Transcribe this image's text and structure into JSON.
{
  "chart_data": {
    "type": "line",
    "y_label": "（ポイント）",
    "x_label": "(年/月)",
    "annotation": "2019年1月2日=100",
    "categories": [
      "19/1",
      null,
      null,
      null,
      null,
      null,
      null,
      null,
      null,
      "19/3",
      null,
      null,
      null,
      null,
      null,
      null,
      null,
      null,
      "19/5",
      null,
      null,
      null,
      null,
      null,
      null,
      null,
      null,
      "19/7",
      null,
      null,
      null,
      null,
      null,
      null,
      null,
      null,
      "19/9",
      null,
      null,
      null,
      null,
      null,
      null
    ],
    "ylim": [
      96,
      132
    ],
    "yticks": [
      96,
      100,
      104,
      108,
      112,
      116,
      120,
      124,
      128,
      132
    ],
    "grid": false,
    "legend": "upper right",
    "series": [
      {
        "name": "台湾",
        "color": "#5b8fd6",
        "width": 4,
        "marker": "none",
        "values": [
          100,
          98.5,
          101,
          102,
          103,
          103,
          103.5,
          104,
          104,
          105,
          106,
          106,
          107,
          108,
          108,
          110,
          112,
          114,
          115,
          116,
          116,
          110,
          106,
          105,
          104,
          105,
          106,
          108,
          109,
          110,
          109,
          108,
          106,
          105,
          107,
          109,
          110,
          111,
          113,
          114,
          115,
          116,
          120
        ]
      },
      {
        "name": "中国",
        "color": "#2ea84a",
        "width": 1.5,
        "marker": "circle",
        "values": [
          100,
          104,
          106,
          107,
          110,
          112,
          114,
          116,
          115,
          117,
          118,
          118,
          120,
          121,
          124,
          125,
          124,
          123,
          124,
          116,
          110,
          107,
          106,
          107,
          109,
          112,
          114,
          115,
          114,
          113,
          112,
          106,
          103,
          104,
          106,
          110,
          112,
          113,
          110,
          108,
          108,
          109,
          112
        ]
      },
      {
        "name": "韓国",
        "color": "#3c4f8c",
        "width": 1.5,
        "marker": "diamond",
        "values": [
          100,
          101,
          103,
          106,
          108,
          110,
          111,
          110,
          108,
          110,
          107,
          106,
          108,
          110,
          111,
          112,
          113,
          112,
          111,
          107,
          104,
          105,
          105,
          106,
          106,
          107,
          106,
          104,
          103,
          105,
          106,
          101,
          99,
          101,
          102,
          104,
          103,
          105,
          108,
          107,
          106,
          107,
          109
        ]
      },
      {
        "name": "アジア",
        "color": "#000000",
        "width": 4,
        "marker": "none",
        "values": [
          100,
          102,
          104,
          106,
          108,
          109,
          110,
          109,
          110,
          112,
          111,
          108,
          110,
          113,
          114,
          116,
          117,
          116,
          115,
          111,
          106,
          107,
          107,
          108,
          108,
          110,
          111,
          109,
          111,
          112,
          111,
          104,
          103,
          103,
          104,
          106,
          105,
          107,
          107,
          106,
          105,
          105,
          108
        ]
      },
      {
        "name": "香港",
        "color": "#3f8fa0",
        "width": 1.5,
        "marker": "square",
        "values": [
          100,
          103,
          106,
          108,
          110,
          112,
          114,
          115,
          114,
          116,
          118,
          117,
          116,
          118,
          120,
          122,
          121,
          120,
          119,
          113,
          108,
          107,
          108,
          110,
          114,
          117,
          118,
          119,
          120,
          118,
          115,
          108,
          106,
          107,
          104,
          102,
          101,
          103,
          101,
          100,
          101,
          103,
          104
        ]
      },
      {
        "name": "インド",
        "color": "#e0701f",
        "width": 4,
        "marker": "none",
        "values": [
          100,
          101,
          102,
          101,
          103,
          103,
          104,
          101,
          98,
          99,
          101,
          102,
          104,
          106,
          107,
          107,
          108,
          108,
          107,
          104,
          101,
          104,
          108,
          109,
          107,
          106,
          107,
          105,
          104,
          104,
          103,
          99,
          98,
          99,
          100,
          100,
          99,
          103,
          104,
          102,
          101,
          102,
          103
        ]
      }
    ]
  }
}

--- --- ---

DO THIS: Work out how many lines of the data hold the string "color". Reply with that number alone.

TASK SOLUTION: 6